Tâche A: Selon le passage extrait, qu'est-ce qui est gravé sur le cadenas que Raoul accroche au pont ?

Passage extrait:
════════════════

Raoul sort alors un cadenas de sa poche, l'accroche sur le pont et le ferme. A la vue de son prénom gravé dans le métal, Simone ressent un énorme frisson qui lui donne la chair de poule.

- Raoul... C'est pour moi ?

- Oui.

- Personne ne pourra jamais l'ouvrir ?

- A part moi, personne.

- Rrrroooo... J'ai mon cadenas à moi toute seule... T'es trop chou mon Raoul...

- Et tu as raison, aucun des promeneurs des années à venir ne saura qui est cette Simone mentionnée par ce cadenas, mais toi et moi, nous saurons que mille âmes envieuses se demanderont qui est cette femme, et ce qu'elle a bien pu faire à l'homme de sa vie pour qu'il ose tous les symboles avec la plus douce des insouciances...

- Raoul, ramène-moi à l'hôtel...

- Pourquoi ? Quelque chose ne va pas ?

- Au contraire, tout va parfaitement bien. C'est juste que...

- Quoi ?

- En t'écoutant me dire que tu étais le seul à pouvoir m'ouvrir, j'ai pensé que tu avais raison, et ça m'a donné une irrépressible envie de ta clé...

- Simone !

- Quoi ? J'adore le symbole de ton amour mon chéri, mais moi, je suis pas faite pour être attachée à un pont ! Il est hors de question que je rouille en attendant que s'évapore l'écume de l'amour profond, je suis une femme moderne, ouverte et compréhensive, j'ai fondu devant ta délicate attention alors maintenant que tu m'as rendue folle de désir, on rentre, et tu me déverrouilles !




© Franck Pelé – Août 2011

Un monde à sa taille


- Regarde Simone...

- Quoi ?

- Tu ne remarques rien ? Regarde la nature...

- Quoi la nature ?

- On dirait qu'elle s'est trompée en s'habillant...

- Qu'elle s'est trompée en s'habillant ?

- Tu ne vois pas ? Elle a pris trop grand ! Elle nage dedans !

- Oh oui dis donc... Ou alors elle a maigri...




 © Franck Pelé – Juillet 2011

Une bouteille à la mer


- Simone, il faut rentrer maintenant, c'est fini les vacances...

════════════════

Extraits de données:
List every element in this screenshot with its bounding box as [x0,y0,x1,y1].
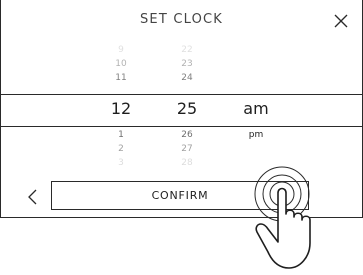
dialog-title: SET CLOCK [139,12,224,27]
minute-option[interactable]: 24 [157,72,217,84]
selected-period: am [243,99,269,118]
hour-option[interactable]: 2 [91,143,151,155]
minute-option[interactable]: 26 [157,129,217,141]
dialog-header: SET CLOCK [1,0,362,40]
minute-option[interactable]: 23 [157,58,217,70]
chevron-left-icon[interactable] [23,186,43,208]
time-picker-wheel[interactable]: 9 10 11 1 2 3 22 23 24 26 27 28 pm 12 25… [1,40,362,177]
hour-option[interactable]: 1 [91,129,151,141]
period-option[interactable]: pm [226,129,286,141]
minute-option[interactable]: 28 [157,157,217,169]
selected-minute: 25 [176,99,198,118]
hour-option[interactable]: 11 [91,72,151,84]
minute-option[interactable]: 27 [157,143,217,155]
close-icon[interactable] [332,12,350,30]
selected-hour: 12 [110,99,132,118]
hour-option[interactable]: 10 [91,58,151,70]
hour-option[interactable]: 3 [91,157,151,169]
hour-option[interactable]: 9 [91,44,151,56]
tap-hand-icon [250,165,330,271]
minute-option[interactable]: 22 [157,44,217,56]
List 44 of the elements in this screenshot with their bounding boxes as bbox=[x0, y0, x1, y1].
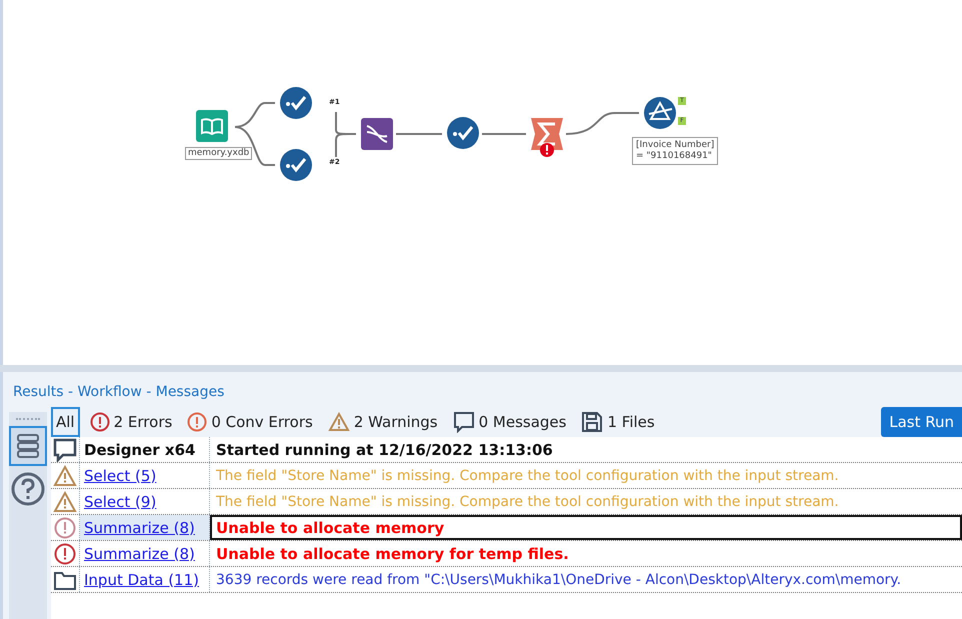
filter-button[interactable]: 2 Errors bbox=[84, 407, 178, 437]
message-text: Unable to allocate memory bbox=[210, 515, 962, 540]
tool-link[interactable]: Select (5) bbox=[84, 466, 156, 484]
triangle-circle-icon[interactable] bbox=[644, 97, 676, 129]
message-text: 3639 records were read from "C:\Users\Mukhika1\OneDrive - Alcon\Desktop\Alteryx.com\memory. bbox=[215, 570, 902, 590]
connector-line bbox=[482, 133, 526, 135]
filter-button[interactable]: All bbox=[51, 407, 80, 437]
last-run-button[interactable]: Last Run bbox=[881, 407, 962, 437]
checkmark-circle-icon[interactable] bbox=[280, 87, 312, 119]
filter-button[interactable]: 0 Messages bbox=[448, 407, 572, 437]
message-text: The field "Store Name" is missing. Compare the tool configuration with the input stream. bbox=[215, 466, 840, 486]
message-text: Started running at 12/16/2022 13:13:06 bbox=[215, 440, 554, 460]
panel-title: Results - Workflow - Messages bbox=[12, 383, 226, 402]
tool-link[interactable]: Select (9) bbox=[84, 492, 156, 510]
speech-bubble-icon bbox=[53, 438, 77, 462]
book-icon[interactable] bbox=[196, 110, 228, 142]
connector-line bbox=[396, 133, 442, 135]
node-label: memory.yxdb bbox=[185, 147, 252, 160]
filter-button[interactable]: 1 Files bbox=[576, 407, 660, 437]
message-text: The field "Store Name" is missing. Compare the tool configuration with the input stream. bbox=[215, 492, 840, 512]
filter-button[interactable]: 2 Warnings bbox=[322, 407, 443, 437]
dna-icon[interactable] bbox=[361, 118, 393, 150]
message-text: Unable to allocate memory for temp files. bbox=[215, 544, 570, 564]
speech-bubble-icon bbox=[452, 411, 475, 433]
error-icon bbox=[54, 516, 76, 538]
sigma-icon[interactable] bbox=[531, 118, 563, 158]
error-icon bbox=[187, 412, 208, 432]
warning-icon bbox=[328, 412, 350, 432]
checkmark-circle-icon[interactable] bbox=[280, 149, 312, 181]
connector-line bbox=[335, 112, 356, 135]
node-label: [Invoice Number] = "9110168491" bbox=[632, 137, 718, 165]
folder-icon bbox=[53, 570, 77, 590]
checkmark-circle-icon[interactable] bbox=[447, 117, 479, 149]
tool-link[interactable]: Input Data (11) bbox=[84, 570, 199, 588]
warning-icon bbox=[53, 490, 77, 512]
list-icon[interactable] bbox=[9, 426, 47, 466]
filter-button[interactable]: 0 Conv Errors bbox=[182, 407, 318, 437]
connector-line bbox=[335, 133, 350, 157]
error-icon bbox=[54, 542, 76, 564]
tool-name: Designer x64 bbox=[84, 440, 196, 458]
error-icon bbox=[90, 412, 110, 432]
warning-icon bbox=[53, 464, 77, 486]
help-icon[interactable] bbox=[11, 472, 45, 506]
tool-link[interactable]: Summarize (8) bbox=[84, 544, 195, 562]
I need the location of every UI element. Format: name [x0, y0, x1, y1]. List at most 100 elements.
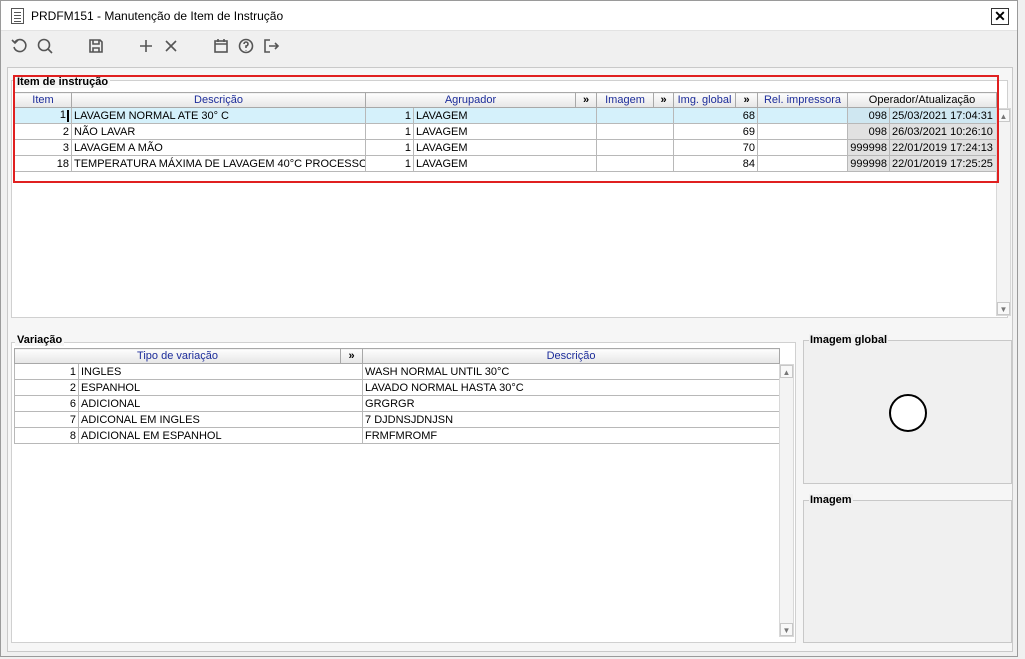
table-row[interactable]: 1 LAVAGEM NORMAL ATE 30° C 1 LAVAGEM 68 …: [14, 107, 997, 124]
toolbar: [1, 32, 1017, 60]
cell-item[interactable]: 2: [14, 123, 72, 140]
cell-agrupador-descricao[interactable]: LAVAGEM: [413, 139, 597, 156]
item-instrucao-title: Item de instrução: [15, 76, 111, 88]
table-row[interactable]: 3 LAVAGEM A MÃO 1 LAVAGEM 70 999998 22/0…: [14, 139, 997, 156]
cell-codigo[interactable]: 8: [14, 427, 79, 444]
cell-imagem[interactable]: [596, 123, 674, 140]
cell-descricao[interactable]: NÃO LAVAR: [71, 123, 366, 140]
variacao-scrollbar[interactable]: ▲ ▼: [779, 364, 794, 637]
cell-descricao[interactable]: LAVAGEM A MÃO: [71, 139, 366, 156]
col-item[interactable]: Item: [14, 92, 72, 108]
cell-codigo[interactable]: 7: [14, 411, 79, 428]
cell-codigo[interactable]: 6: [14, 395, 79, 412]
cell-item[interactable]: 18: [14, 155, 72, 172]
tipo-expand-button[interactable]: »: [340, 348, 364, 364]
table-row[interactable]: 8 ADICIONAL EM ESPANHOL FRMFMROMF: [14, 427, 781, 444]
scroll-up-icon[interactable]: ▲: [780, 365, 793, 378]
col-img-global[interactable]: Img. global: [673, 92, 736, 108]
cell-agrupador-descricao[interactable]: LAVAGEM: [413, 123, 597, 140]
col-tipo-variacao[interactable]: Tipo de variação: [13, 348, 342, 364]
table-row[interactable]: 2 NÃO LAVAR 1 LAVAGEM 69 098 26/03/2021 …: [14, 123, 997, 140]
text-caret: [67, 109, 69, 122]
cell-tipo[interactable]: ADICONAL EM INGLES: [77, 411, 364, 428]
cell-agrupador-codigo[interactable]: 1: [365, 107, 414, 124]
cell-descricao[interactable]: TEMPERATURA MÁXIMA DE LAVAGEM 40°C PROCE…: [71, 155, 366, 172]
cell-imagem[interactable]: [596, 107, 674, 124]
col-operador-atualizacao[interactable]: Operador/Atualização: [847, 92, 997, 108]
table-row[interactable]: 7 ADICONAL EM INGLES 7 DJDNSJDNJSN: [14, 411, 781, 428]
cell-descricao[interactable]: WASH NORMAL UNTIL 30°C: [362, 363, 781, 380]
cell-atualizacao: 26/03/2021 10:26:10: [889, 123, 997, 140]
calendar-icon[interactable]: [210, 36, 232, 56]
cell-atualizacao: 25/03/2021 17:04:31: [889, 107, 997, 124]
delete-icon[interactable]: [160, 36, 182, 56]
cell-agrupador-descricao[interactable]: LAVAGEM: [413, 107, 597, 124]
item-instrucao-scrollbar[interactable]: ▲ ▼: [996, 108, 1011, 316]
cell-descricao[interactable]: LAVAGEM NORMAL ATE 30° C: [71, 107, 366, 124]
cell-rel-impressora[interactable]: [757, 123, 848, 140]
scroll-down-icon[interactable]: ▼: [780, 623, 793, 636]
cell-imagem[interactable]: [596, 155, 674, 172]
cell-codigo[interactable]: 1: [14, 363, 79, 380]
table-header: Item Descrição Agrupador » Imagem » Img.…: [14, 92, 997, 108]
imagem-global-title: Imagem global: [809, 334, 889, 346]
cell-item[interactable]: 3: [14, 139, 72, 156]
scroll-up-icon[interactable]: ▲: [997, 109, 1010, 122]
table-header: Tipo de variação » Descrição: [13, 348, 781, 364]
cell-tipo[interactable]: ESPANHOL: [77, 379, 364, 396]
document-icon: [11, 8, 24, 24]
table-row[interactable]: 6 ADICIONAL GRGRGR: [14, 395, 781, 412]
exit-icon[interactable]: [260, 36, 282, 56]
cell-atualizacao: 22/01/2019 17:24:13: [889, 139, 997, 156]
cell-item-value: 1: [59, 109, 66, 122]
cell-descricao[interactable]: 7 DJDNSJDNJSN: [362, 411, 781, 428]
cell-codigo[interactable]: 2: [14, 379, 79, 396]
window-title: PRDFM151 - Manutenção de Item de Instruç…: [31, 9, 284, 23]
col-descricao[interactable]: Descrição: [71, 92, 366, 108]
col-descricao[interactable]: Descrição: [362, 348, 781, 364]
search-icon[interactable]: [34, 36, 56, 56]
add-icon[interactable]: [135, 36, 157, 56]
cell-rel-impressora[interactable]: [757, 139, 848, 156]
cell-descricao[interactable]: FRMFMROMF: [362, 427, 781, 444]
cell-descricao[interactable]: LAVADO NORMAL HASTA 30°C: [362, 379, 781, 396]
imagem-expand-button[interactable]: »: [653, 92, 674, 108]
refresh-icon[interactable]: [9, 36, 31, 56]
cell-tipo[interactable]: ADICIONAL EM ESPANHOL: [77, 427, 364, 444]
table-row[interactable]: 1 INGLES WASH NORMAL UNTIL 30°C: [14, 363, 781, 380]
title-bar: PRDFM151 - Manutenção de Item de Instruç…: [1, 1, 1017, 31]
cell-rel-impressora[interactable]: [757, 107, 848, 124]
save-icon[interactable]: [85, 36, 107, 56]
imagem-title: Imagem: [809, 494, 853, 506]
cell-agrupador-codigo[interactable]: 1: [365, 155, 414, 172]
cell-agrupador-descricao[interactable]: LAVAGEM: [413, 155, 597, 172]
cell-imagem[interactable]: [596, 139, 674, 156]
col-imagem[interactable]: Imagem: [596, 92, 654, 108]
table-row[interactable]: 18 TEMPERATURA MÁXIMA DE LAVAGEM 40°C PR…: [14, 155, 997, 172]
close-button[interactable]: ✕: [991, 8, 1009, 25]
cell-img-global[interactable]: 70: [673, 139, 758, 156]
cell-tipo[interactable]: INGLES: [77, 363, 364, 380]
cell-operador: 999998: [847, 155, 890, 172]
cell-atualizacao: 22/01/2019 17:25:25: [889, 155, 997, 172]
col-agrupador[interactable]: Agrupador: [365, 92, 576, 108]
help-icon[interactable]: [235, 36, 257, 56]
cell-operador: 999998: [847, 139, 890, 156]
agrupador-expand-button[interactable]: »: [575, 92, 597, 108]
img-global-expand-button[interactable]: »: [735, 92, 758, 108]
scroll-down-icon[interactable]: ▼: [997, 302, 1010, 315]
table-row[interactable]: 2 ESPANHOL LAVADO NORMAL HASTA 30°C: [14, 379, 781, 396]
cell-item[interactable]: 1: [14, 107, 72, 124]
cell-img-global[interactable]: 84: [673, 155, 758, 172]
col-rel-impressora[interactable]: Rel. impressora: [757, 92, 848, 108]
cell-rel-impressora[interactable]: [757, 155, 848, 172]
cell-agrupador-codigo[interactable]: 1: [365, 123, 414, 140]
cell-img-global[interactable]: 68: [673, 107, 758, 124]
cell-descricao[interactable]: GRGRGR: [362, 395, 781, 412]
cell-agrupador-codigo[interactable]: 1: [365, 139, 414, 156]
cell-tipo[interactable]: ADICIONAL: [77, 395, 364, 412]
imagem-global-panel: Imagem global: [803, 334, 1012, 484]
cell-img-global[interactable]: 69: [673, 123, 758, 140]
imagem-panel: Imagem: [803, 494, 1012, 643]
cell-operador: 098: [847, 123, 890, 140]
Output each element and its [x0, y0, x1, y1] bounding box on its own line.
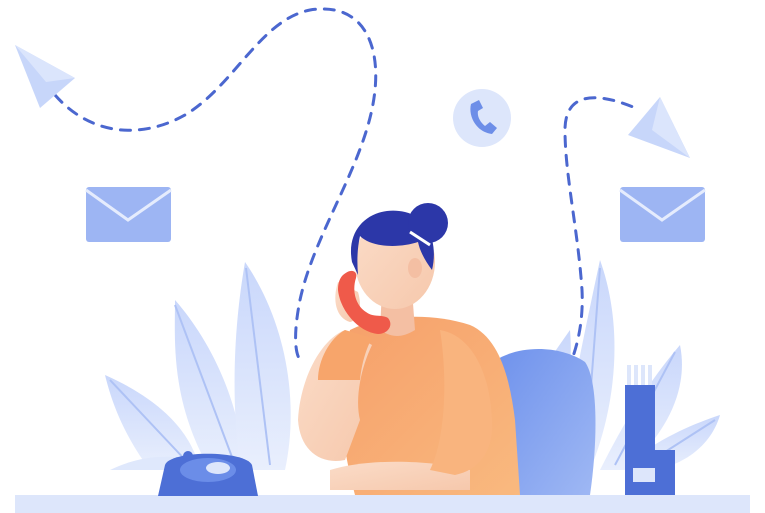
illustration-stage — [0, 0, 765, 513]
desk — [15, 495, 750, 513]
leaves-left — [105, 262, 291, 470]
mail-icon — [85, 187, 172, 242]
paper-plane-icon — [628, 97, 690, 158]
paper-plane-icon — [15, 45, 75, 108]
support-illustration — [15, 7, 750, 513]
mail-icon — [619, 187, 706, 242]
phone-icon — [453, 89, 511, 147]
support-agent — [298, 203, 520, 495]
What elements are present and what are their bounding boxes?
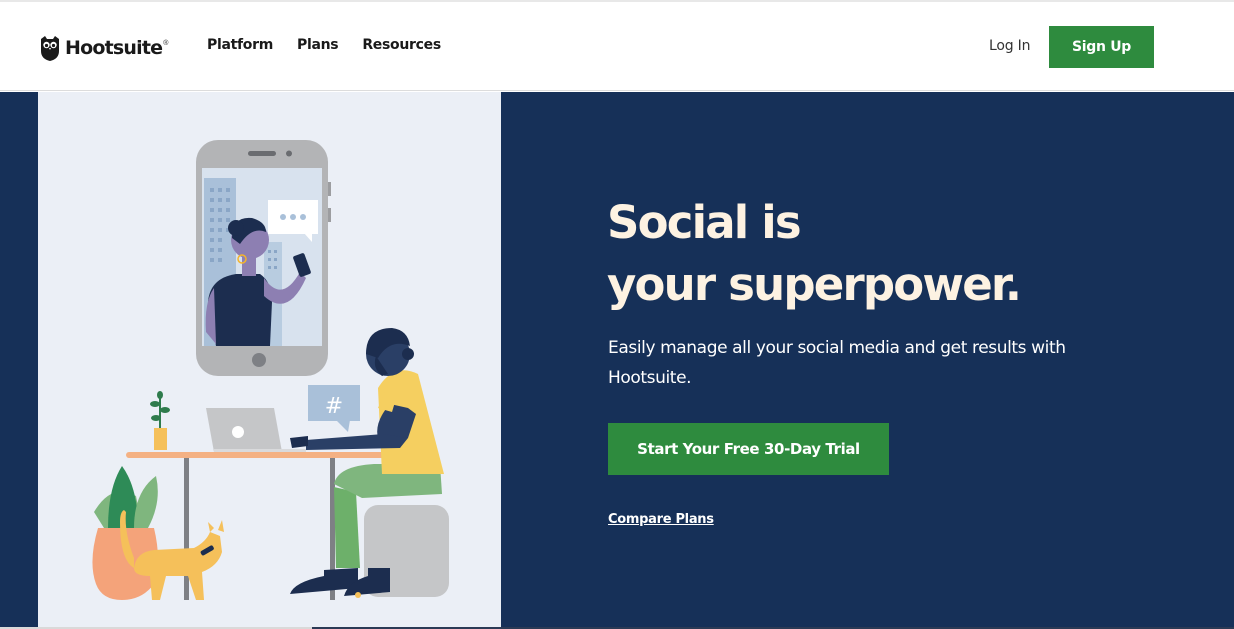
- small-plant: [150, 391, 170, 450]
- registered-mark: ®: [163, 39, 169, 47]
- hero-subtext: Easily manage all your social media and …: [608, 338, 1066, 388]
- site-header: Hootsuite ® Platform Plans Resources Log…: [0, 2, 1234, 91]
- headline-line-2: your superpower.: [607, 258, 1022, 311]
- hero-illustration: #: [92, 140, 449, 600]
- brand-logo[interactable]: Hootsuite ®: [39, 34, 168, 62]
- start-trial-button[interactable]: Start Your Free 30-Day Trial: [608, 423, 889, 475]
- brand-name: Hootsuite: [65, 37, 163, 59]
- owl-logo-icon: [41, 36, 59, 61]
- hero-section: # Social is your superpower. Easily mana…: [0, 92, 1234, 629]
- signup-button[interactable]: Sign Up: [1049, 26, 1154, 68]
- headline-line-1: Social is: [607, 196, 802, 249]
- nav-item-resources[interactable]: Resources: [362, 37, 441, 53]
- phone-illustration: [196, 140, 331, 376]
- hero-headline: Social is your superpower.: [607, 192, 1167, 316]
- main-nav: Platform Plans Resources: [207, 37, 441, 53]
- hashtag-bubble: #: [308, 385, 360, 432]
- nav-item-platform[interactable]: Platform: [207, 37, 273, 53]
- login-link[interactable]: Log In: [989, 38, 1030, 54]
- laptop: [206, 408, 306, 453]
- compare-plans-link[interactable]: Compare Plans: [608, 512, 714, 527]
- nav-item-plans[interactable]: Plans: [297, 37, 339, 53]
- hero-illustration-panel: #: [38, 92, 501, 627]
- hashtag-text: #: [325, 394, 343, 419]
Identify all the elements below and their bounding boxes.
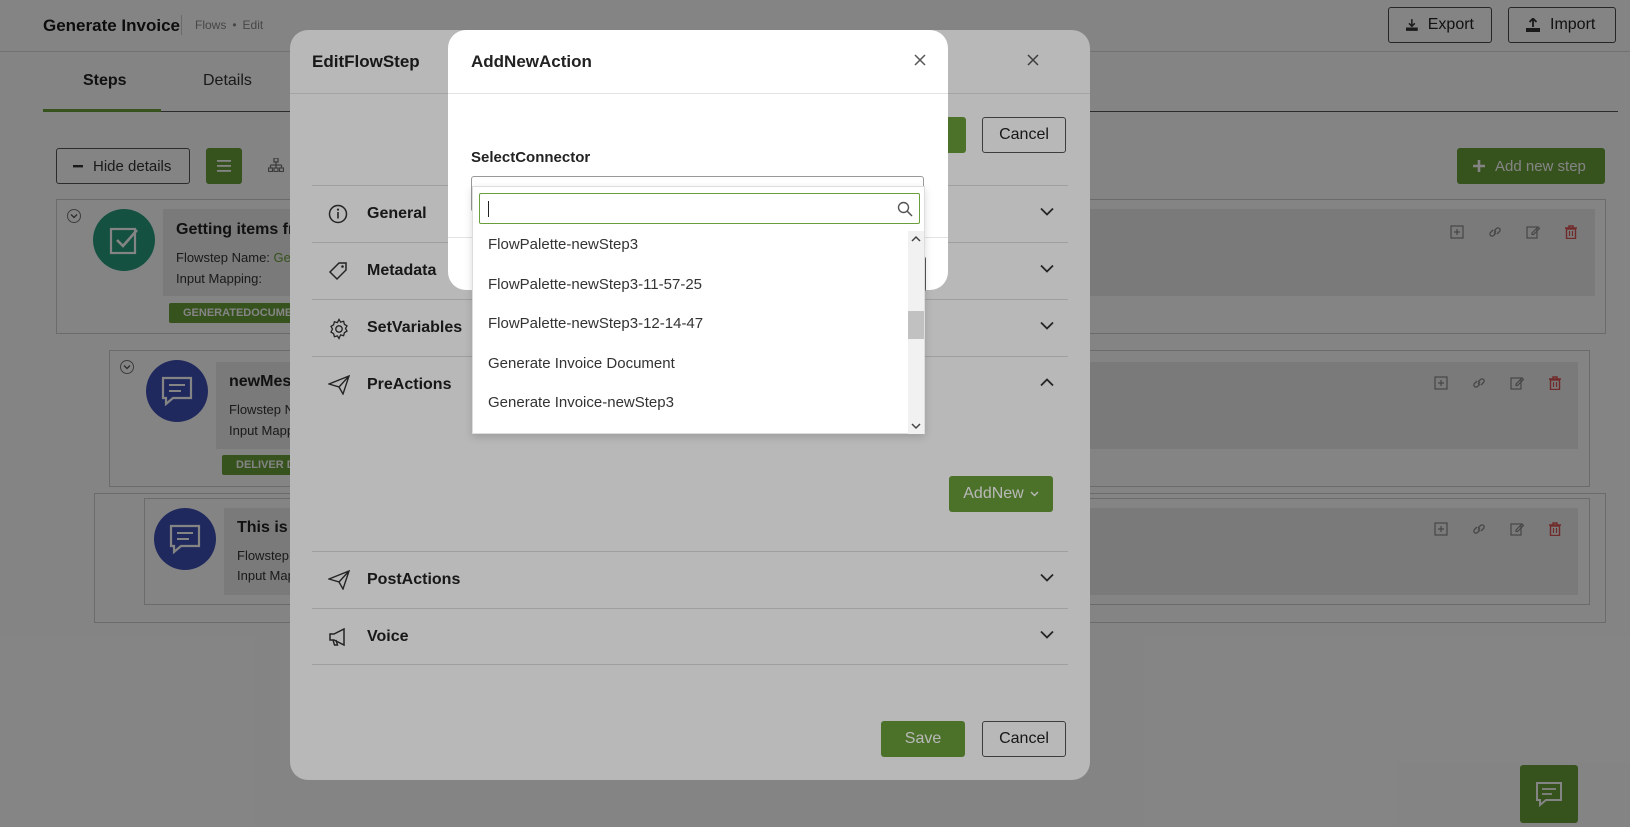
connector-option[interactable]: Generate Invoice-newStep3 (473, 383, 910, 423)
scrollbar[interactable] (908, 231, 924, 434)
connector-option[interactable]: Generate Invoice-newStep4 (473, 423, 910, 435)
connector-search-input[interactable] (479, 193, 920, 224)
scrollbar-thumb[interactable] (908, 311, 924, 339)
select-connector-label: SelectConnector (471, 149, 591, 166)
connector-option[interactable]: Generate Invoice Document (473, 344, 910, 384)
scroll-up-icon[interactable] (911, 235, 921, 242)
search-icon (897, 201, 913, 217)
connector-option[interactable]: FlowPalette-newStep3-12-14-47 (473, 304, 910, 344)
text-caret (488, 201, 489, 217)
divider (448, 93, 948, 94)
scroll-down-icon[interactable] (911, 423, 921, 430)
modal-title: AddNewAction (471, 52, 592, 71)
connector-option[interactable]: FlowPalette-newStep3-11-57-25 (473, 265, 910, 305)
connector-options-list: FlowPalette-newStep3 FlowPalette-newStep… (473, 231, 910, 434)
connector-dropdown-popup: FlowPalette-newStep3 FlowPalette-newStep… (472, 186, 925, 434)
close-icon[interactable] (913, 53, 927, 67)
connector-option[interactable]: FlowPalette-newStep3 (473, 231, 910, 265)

════════════════

Tâche B: Recopiez telles quelles les lignes des enregistrements, en commençant par celle qui contient « connector-option[interactable]: Generate Invoice-newStep3 » et en terminant par la dernière ligne des enregistrements, ces deux lignes comprises.

Réponse A: Le prénom de Simone.

Réponse B:
connector-option[interactable]: Generate Invoice-newStep3 (473, 383, 910, 423)
scrollbar[interactable] (908, 231, 924, 434)
connector-option[interactable]: Generate Invoice-newStep4 (473, 423, 910, 435)
connector-search-input[interactable] (479, 193, 920, 224)
scrollbar-thumb[interactable] (908, 311, 924, 339)
select-connector-label: SelectConnector (471, 149, 591, 166)
connector-option[interactable]: Generate Invoice Document (473, 344, 910, 384)
scroll-up-icon[interactable] (911, 235, 921, 242)
search-icon (897, 201, 913, 217)
connector-option[interactable]: FlowPalette-newStep3-12-14-47 (473, 304, 910, 344)
text-caret (488, 201, 489, 217)
divider (448, 93, 948, 94)
scroll-down-icon[interactable] (911, 423, 921, 430)
modal-title: AddNewAction (471, 52, 592, 71)
connector-option[interactable]: FlowPalette-newStep3-11-57-25 (473, 265, 910, 305)
connector-options-list: FlowPalette-newStep3 FlowPalette-newStep… (473, 231, 910, 434)
connector-dropdown-popup: FlowPalette-newStep3 FlowPalette-newStep… (472, 186, 925, 434)
close-icon[interactable] (913, 53, 927, 67)
connector-option[interactable]: FlowPalette-newStep3 (473, 231, 910, 265)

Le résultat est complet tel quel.